__Record excerpts__:
━━━
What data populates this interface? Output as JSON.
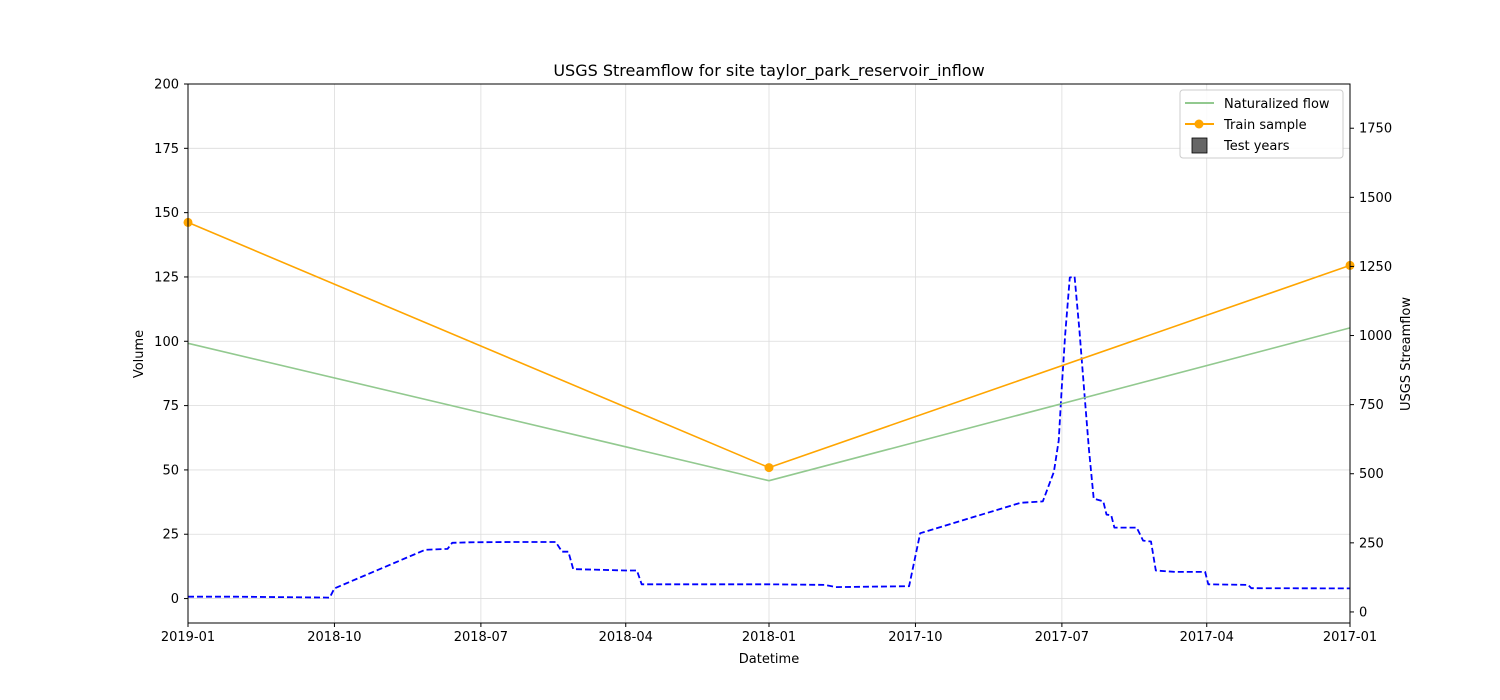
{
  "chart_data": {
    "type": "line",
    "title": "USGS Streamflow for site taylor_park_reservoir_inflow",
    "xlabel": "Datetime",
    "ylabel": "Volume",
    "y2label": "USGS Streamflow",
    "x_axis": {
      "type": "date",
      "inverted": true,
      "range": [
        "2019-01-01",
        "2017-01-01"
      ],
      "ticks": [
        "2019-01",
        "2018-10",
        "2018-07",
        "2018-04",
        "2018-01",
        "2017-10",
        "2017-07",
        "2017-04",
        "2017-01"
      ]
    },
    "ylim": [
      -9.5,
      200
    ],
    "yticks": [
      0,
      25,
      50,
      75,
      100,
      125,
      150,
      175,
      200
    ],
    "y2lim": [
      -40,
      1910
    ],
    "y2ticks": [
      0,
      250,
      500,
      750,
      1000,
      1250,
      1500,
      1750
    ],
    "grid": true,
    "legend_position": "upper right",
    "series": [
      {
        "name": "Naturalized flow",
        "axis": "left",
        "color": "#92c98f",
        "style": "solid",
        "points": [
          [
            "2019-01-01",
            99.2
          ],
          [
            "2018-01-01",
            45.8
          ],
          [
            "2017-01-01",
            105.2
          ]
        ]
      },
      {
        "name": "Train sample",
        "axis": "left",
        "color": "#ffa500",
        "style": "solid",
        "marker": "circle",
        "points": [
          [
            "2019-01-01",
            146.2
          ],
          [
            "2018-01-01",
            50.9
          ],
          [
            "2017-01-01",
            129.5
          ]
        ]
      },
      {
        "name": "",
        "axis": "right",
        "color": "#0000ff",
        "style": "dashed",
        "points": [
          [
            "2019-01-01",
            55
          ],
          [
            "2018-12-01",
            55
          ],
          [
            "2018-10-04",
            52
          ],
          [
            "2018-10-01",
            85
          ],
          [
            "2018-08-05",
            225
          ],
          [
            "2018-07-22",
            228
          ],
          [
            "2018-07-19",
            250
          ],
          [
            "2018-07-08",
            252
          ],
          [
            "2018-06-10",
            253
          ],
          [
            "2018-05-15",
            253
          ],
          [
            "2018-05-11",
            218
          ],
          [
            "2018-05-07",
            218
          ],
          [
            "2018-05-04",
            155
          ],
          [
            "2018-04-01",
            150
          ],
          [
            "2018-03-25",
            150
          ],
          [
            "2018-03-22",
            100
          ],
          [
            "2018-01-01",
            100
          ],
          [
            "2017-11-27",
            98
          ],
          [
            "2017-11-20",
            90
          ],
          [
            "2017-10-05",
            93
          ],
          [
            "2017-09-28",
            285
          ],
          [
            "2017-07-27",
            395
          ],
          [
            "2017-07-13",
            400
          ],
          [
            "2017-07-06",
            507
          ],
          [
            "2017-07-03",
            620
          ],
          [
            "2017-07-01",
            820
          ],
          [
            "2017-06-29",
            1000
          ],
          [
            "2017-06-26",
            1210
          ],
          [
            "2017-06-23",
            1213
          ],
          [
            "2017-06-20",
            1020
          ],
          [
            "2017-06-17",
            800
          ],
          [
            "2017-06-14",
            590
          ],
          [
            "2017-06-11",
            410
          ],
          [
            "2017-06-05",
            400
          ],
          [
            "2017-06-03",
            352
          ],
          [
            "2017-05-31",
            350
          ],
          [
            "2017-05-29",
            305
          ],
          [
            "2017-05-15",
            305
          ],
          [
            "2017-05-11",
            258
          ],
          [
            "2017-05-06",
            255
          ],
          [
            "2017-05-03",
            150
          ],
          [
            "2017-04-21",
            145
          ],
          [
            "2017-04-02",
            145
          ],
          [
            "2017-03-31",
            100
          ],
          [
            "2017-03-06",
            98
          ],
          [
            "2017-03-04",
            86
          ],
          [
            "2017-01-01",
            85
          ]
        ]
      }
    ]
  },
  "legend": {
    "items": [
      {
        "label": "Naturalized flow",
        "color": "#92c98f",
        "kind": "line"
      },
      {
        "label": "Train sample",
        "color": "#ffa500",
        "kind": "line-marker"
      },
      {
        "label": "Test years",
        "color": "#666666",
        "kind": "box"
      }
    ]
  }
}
━━━
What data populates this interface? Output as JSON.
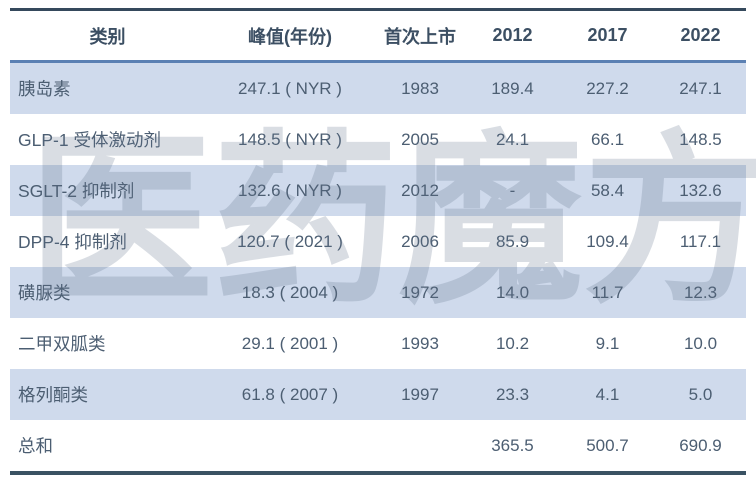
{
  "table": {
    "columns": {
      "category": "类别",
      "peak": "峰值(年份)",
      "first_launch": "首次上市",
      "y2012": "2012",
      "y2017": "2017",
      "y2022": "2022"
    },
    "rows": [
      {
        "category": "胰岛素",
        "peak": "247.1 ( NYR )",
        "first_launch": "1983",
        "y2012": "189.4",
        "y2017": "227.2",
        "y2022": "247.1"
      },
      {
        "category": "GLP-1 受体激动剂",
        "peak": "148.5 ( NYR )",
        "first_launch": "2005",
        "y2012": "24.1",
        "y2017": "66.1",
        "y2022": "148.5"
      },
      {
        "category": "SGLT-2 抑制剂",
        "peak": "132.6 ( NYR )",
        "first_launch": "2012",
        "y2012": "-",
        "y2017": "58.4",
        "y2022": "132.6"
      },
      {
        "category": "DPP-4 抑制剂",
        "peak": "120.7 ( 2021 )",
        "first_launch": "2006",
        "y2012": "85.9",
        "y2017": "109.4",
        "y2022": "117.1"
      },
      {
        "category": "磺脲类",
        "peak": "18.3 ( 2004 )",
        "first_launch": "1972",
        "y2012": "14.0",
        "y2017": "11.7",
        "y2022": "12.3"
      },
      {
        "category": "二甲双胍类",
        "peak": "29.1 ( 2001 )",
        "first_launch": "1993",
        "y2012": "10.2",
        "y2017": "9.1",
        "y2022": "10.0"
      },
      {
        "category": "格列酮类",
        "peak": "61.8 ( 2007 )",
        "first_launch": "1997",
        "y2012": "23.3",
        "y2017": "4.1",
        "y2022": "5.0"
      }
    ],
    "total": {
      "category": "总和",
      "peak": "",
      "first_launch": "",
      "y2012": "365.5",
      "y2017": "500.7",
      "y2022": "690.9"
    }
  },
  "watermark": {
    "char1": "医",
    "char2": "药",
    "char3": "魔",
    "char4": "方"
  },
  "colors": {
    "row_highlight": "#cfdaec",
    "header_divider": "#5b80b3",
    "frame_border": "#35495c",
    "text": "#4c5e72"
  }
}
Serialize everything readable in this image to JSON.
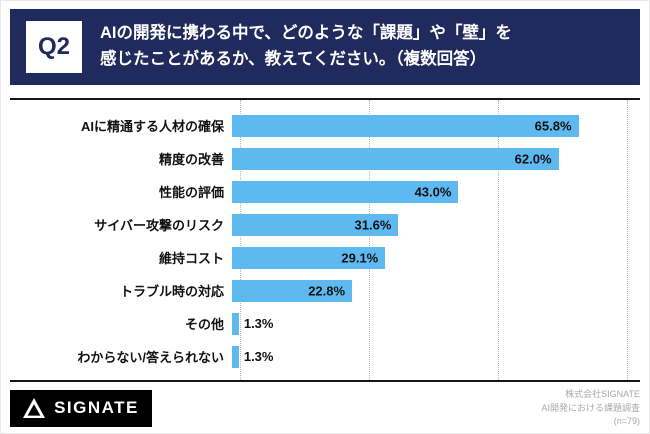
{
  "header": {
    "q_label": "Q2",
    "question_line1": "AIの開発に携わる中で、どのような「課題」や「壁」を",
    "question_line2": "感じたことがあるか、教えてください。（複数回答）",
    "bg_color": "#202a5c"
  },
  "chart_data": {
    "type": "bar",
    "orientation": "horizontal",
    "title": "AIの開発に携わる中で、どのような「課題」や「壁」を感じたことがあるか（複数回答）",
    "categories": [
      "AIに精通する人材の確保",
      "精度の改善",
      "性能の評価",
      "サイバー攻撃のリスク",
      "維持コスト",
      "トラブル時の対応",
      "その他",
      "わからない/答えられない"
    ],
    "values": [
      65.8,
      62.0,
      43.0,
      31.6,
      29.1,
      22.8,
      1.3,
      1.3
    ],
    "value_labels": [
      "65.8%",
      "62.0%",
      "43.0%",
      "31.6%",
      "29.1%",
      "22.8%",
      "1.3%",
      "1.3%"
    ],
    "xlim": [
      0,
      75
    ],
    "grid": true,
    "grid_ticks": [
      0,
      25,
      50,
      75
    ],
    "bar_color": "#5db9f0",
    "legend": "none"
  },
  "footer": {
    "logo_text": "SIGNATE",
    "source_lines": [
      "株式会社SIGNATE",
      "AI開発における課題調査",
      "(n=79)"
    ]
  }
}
━━━
__What is being asked__: Gather every line from the listing above in which "複数回答" appears, and copy those lines.

__Result for this task__:
    "question_line2": "感じたことがあるか、教えてください。（複数回答）",
    "title": "AIの開発に携わる中で、どのような「課題」や「壁」を感じたことがあるか（複数回答）",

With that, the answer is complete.